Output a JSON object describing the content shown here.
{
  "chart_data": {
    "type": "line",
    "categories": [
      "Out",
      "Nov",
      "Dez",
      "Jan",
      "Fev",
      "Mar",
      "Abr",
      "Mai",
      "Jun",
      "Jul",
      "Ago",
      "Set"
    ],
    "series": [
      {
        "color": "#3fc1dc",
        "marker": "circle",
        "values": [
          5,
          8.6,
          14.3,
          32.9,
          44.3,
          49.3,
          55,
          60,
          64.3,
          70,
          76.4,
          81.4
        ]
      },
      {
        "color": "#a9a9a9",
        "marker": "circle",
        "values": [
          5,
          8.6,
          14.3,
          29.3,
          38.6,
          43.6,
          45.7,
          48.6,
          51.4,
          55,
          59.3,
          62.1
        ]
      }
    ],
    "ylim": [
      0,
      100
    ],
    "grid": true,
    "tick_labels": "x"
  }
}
■ ■ ■ ■ ■
= INSTRUCTIONS FOR THE TASK =
Every entry in the listing must be retyped exactly.

= EXERCISE RESPONSE =
Output a JSON object describing the content shown here.
{
  "chart_data": {
    "type": "line",
    "categories": [
      "Out",
      "Nov",
      "Dez",
      "Jan",
      "Fev",
      "Mar",
      "Abr",
      "Mai",
      "Jun",
      "Jul",
      "Ago",
      "Set"
    ],
    "series": [
      {
        "color": "#3fc1dc",
        "marker": "circle",
        "values": [
          5,
          8.6,
          14.3,
          32.9,
          44.3,
          49.3,
          55,
          60,
          64.3,
          70,
          76.4,
          81.4
        ]
      },
      {
        "color": "#a9a9a9",
        "marker": "circle",
        "values": [
          5,
          8.6,
          14.3,
          29.3,
          38.6,
          43.6,
          45.7,
          48.6,
          51.4,
          55,
          59.3,
          62.1
        ]
      }
    ],
    "ylim": [
      0,
      100
    ],
    "grid": true,
    "tick_labels": "x"
  }
}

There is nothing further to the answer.